• Instructions for the task:
Your task is to repeat the entries underneath exactly, minus the pictures.

---------- Recorded data

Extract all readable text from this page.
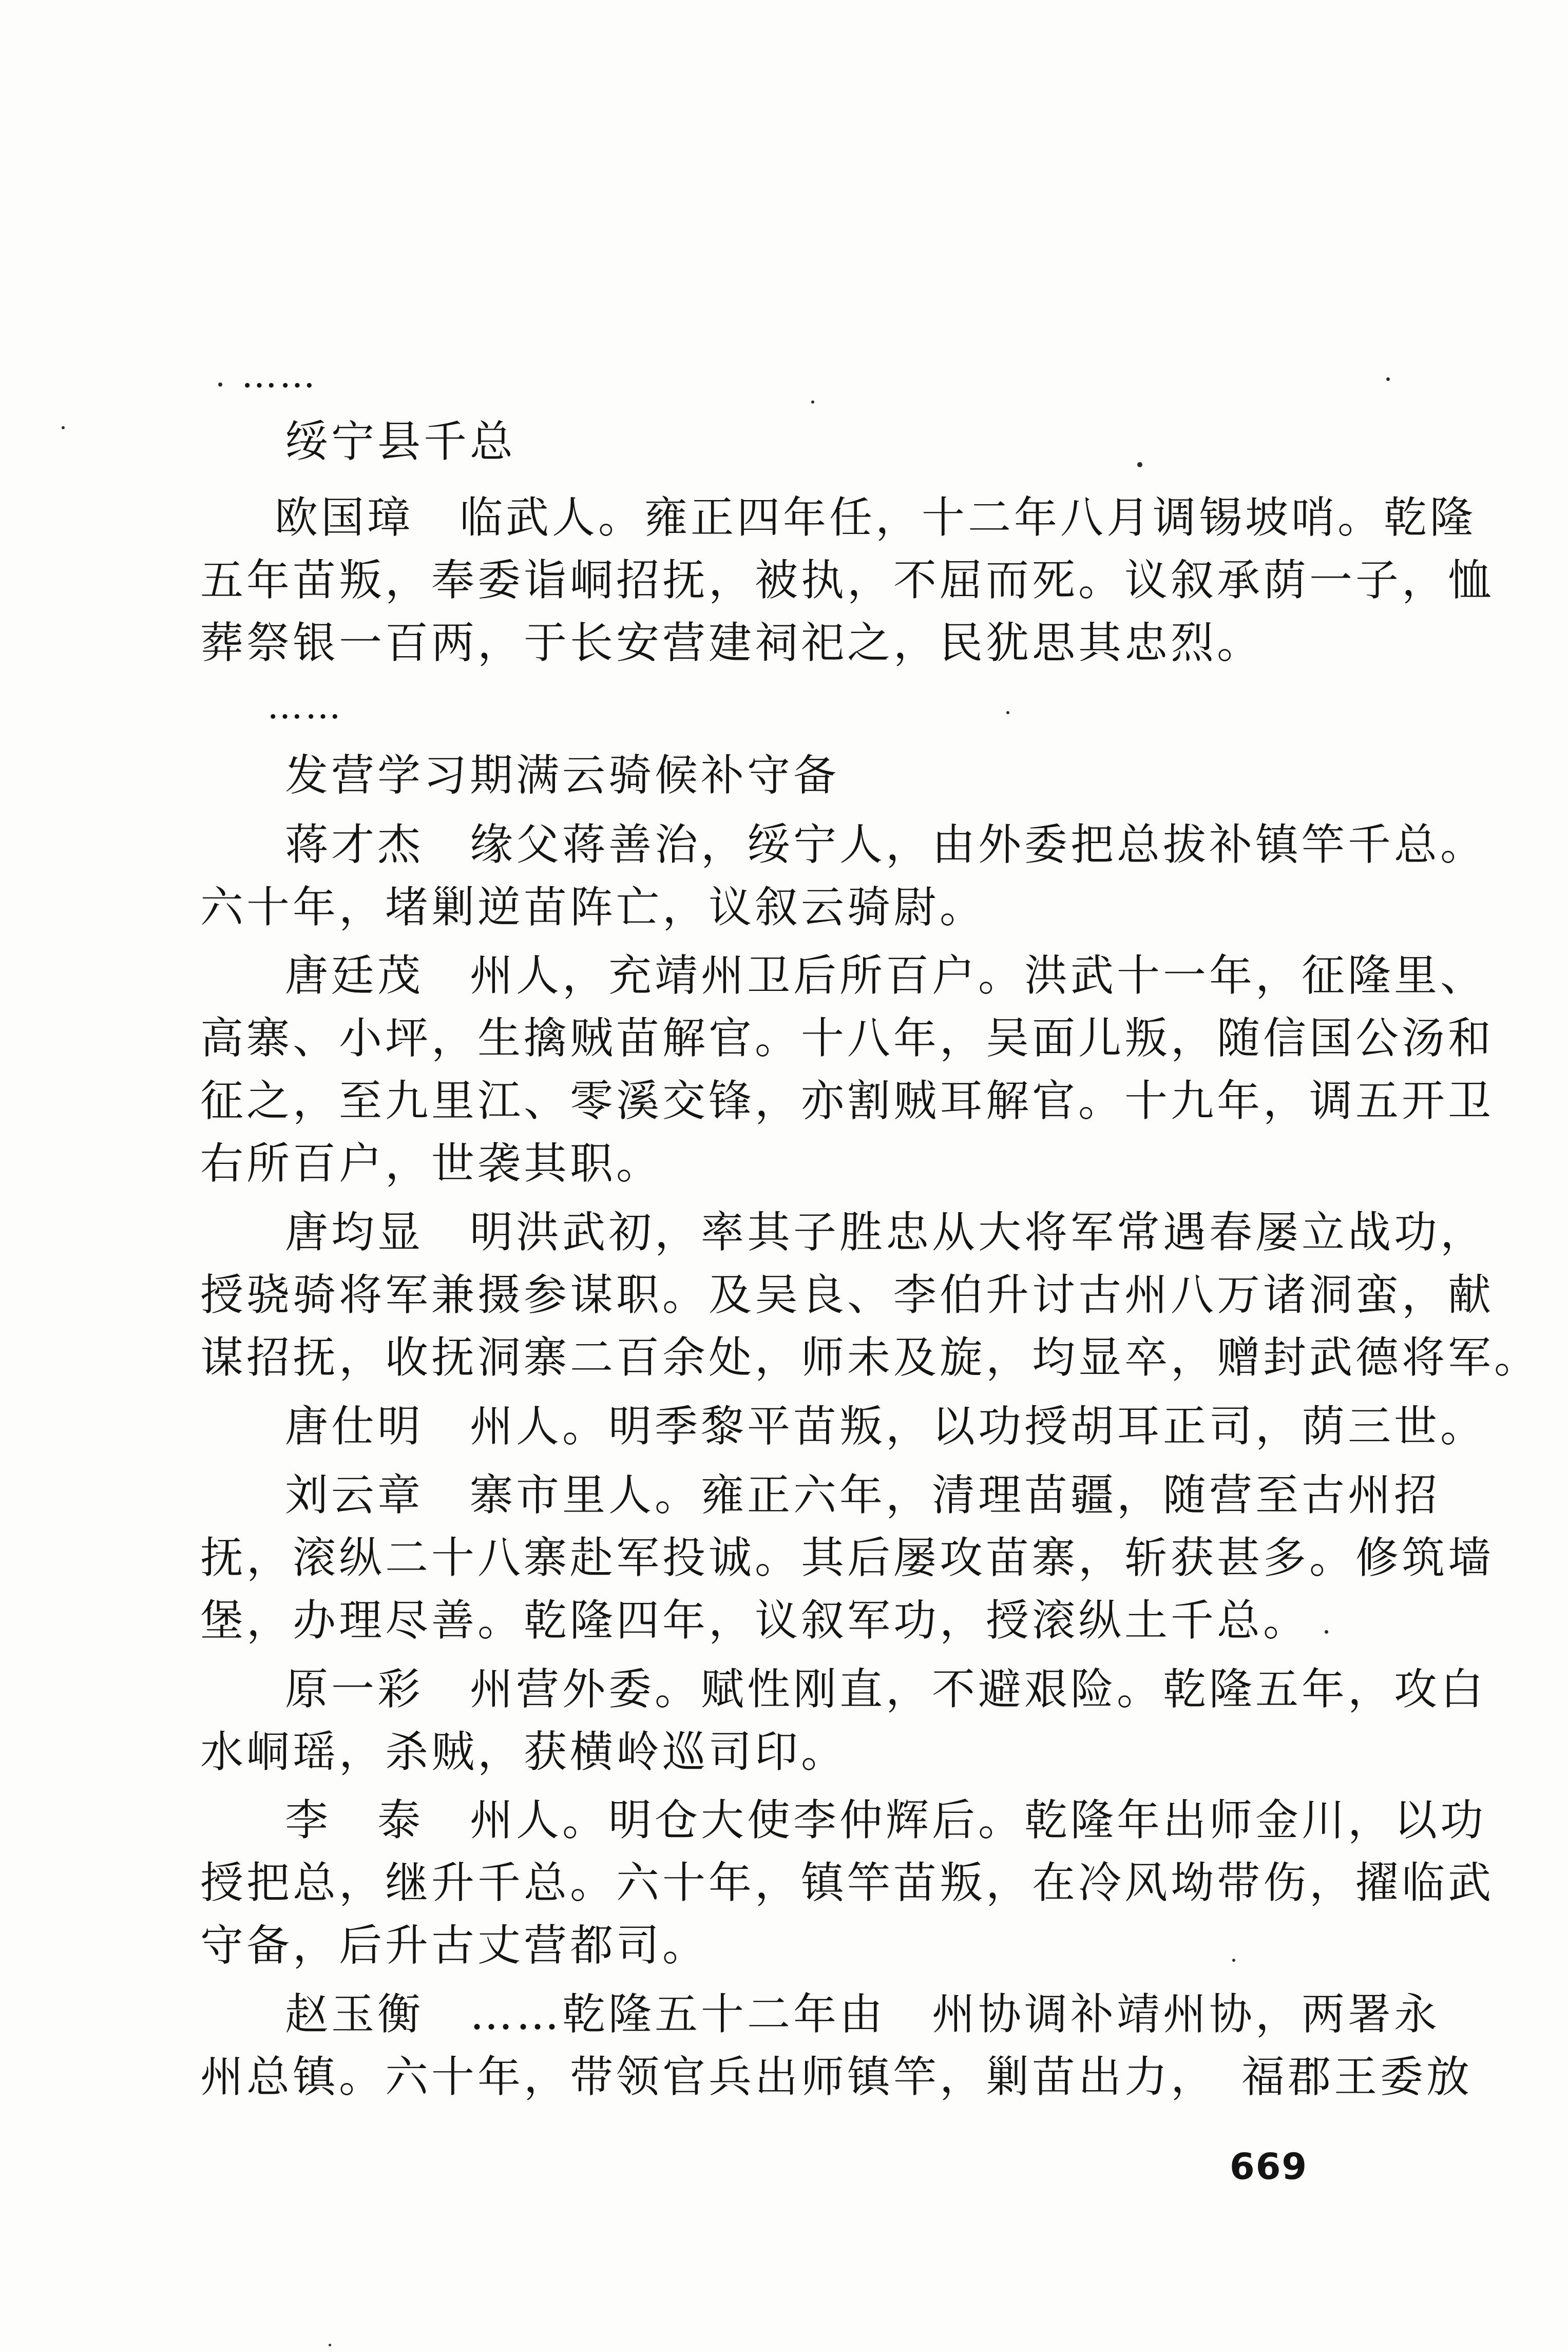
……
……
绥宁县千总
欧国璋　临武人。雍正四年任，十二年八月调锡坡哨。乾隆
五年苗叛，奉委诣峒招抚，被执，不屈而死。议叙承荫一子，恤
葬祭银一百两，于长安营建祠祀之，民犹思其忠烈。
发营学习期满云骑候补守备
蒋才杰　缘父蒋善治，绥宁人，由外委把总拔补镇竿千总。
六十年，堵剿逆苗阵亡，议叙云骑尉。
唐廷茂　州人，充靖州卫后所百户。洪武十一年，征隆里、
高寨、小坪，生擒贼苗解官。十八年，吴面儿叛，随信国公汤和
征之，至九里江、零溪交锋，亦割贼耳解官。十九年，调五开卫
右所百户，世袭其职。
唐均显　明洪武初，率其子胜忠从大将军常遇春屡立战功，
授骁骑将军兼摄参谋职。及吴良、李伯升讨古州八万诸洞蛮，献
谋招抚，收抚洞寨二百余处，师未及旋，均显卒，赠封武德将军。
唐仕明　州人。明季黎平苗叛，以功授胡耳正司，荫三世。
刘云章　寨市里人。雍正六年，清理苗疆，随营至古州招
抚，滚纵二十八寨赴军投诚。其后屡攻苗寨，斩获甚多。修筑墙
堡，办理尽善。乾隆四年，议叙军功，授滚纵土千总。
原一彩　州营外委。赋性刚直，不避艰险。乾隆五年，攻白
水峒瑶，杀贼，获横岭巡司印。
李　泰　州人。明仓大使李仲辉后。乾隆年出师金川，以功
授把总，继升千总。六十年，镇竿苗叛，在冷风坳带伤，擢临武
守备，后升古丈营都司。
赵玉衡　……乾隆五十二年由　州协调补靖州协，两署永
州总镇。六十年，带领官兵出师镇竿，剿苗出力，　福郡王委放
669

--------------------

• Result:
Extract all readable text from this page.
……
……
绥宁县千总
欧国璋　临武人。雍正四年任，十二年八月调锡坡哨。乾隆
五年苗叛，奉委诣峒招抚，被执，不屈而死。议叙承荫一子，恤
葬祭银一百两，于长安营建祠祀之，民犹思其忠烈。
发营学习期满云骑候补守备
蒋才杰　缘父蒋善治，绥宁人，由外委把总拔补镇竿千总。
六十年，堵剿逆苗阵亡，议叙云骑尉。
唐廷茂　州人，充靖州卫后所百户。洪武十一年，征隆里、
高寨、小坪，生擒贼苗解官。十八年，吴面儿叛，随信国公汤和
征之，至九里江、零溪交锋，亦割贼耳解官。十九年，调五开卫
右所百户，世袭其职。
唐均显　明洪武初，率其子胜忠从大将军常遇春屡立战功，
授骁骑将军兼摄参谋职。及吴良、李伯升讨古州八万诸洞蛮，献
谋招抚，收抚洞寨二百余处，师未及旋，均显卒，赠封武德将军。
唐仕明　州人。明季黎平苗叛，以功授胡耳正司，荫三世。
刘云章　寨市里人。雍正六年，清理苗疆，随营至古州招
抚，滚纵二十八寨赴军投诚。其后屡攻苗寨，斩获甚多。修筑墙
堡，办理尽善。乾隆四年，议叙军功，授滚纵土千总。
原一彩　州营外委。赋性刚直，不避艰险。乾隆五年，攻白
水峒瑶，杀贼，获横岭巡司印。
李　泰　州人。明仓大使李仲辉后。乾隆年出师金川，以功
授把总，继升千总。六十年，镇竿苗叛，在冷风坳带伤，擢临武
守备，后升古丈营都司。
赵玉衡　……乾隆五十二年由　州协调补靖州协，两署永
州总镇。六十年，带领官兵出师镇竿，剿苗出力，　福郡王委放
669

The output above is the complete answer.